*Goal of the exercise*: Each entry below is to be given again word for word, with no pictures.

*Record extracts*:
▶

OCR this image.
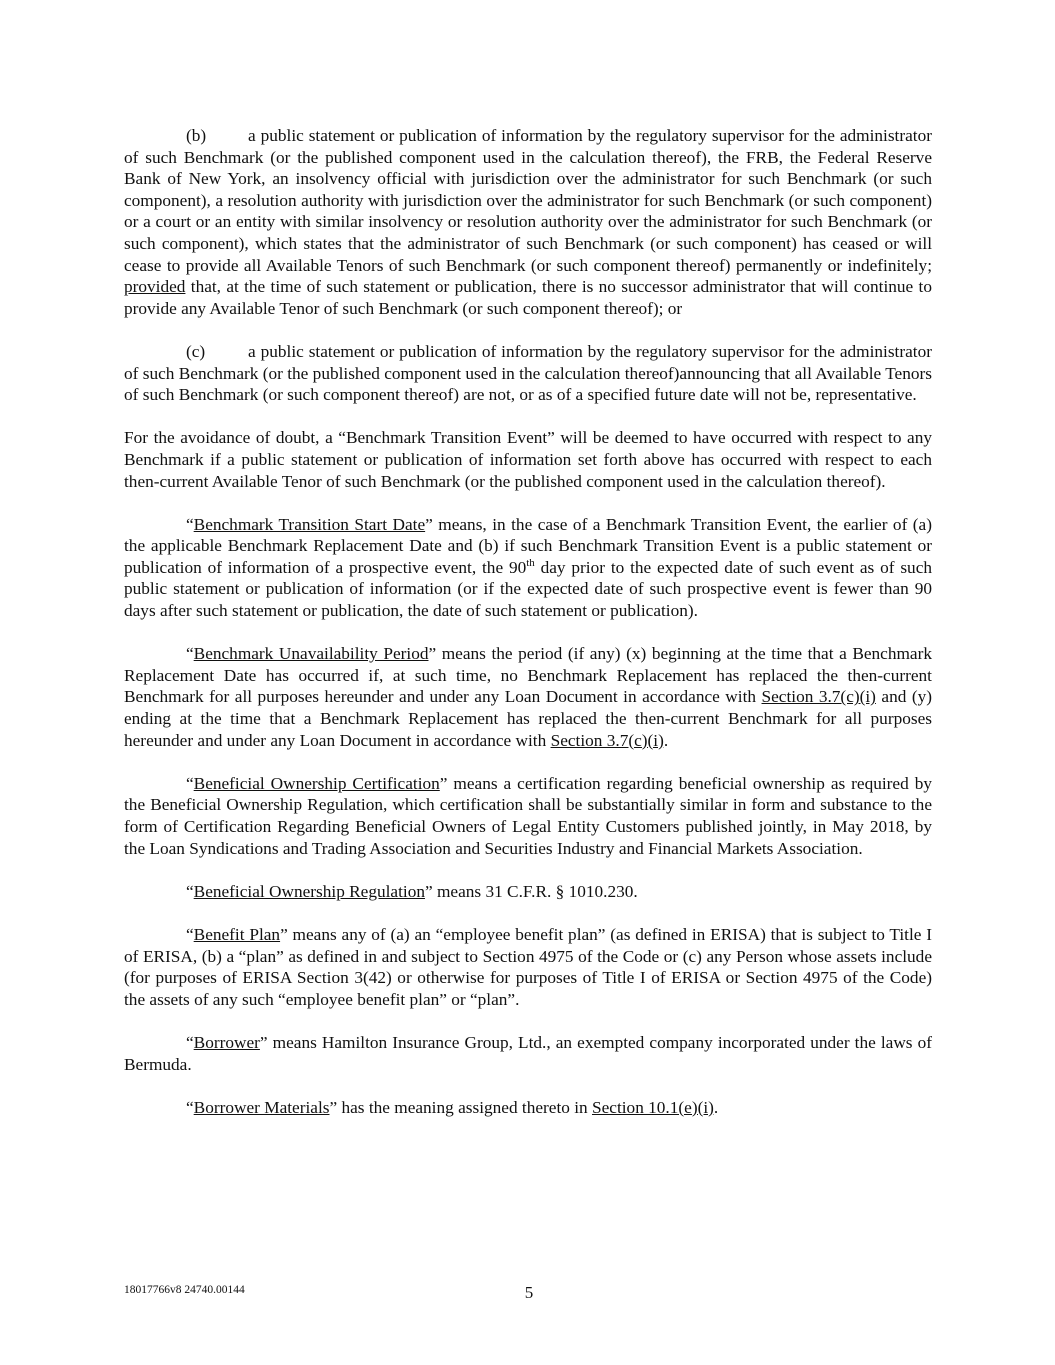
(b) a public statement or publication of information by the regulatory supervisor for the administrator of such Benchmark (or the published component used in the calculation thereof), the FRB, the Federal Reserve Bank of New York, an insolvency official with jurisdiction over the administrator for such Benchmark (or such component), a resolution authority with jurisdiction over the administrator for such Benchmark (or such component) or a court or an entity with similar insolvency or resolution authority over the administrator for such Benchmark (or such component), which states that the administrator of such Benchmark (or such component) has ceased or will cease to provide all Available Tenors of such Benchmark (or such component thereof) permanently or indefinitely; provided that, at the time of such statement or publication, there is no successor administrator that will continue to provide any Available Tenor of such Benchmark (or such component thereof); or

(c) a public statement or publication of information by the regulatory supervisor for the administrator of such Benchmark (or the published component used in the calculation thereof)announcing that all Available Tenors of such Benchmark (or such component thereof) are not, or as of a specified future date will not be, representative.

For the avoidance of doubt, a “Benchmark Transition Event” will be deemed to have occurred with respect to any Benchmark if a public statement or publication of information set forth above has occurred with respect to each then-current Available Tenor of such Benchmark (or the published component used in the calculation thereof).

“Benchmark Transition Start Date” means, in the case of a Benchmark Transition Event, the earlier of (a) the applicable Benchmark Replacement Date and (b) if such Benchmark Transition Event is a public statement or publication of information of a prospective event, the 90th day prior to the expected date of such event as of such public statement or publication of information (or if the expected date of such prospective event is fewer than 90 days after such statement or publication, the date of such statement or publication).

“Benchmark Unavailability Period” means the period (if any) (x) beginning at the time that a Benchmark Replacement Date has occurred if, at such time, no Benchmark Replacement has replaced the then-current Benchmark for all purposes hereunder and under any Loan Document in accordance with Section 3.7(c)(i) and (y) ending at the time that a Benchmark Replacement has replaced the then-current Benchmark for all purposes hereunder and under any Loan Document in accordance with Section 3.7(c)(i).

“Beneficial Ownership Certification” means a certification regarding beneficial ownership as required by the Beneficial Ownership Regulation, which certification shall be substantially similar in form and substance to the form of Certification Regarding Beneficial Owners of Legal Entity Customers published jointly, in May 2018, by the Loan Syndications and Trading Association and Securities Industry and Financial Markets Association.

“Beneficial Ownership Regulation” means 31 C.F.R. § 1010.230.

“Benefit Plan” means any of (a) an “employee benefit plan” (as defined in ERISA) that is subject to Title I of ERISA, (b) a “plan” as defined in and subject to Section 4975 of the Code or (c) any Person whose assets include (for purposes of ERISA Section 3(42) or otherwise for purposes of Title I of ERISA or Section 4975 of the Code) the assets of any such “employee benefit plan” or “plan”.

“Borrower” means Hamilton Insurance Group, Ltd., an exempted company incorporated under the laws of Bermuda.

“Borrower Materials” has the meaning assigned thereto in Section 10.1(e)(i).

18017766v8 24740.00144	5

◀

*Written solution*:
OCR this image.
(b) a public statement or publication of information by the regulatory supervisor for the administrator of such Benchmark (or the published component used in the calculation thereof), the FRB, the Federal Reserve Bank of New York, an insolvency official with jurisdiction over the administrator for such Benchmark (or such component), a resolution authority with jurisdiction over the administrator for such Benchmark (or such component) or a court or an entity with similar insolvency or resolution authority over the administrator for such Benchmark (or such component), which states that the administrator of such Benchmark (or such component) has ceased or will cease to provide all Available Tenors of such Benchmark (or such component thereof) permanently or indefinitely; provided that, at the time of such statement or publication, there is no successor administrator that will continue to provide any Available Tenor of such Benchmark (or such component thereof); or

(c) a public statement or publication of information by the regulatory supervisor for the administrator of such Benchmark (or the published component used in the calculation thereof)announcing that all Available Tenors of such Benchmark (or such component thereof) are not, or as of a specified future date will not be, representative.

For the avoidance of doubt, a “Benchmark Transition Event” will be deemed to have occurred with respect to any Benchmark if a public statement or publication of information set forth above has occurred with respect to each then-current Available Tenor of such Benchmark (or the published component used in the calculation thereof).

“Benchmark Transition Start Date” means, in the case of a Benchmark Transition Event, the earlier of (a) the applicable Benchmark Replacement Date and (b) if such Benchmark Transition Event is a public statement or publication of information of a prospective event, the 90th day prior to the expected date of such event as of such public statement or publication of information (or if the expected date of such prospective event is fewer than 90 days after such statement or publication, the date of such statement or publication).

“Benchmark Unavailability Period” means the period (if any) (x) beginning at the time that a Benchmark Replacement Date has occurred if, at such time, no Benchmark Replacement has replaced the then-current Benchmark for all purposes hereunder and under any Loan Document in accordance with Section 3.7(c)(i) and (y) ending at the time that a Benchmark Replacement has replaced the then-current Benchmark for all purposes hereunder and under any Loan Document in accordance with Section 3.7(c)(i).

“Beneficial Ownership Certification” means a certification regarding beneficial ownership as required by the Beneficial Ownership Regulation, which certification shall be substantially similar in form and substance to the form of Certification Regarding Beneficial Owners of Legal Entity Customers published jointly, in May 2018, by the Loan Syndications and Trading Association and Securities Industry and Financial Markets Association.

“Beneficial Ownership Regulation” means 31 C.F.R. § 1010.230.

“Benefit Plan” means any of (a) an “employee benefit plan” (as defined in ERISA) that is subject to Title I of ERISA, (b) a “plan” as defined in and subject to Section 4975 of the Code or (c) any Person whose assets include (for purposes of ERISA Section 3(42) or otherwise for purposes of Title I of ERISA or Section 4975 of the Code) the assets of any such “employee benefit plan” or “plan”.

“Borrower” means Hamilton Insurance Group, Ltd., an exempted company incorporated under the laws of Bermuda.

“Borrower Materials” has the meaning assigned thereto in Section 10.1(e)(i).

18017766v8 24740.00144	5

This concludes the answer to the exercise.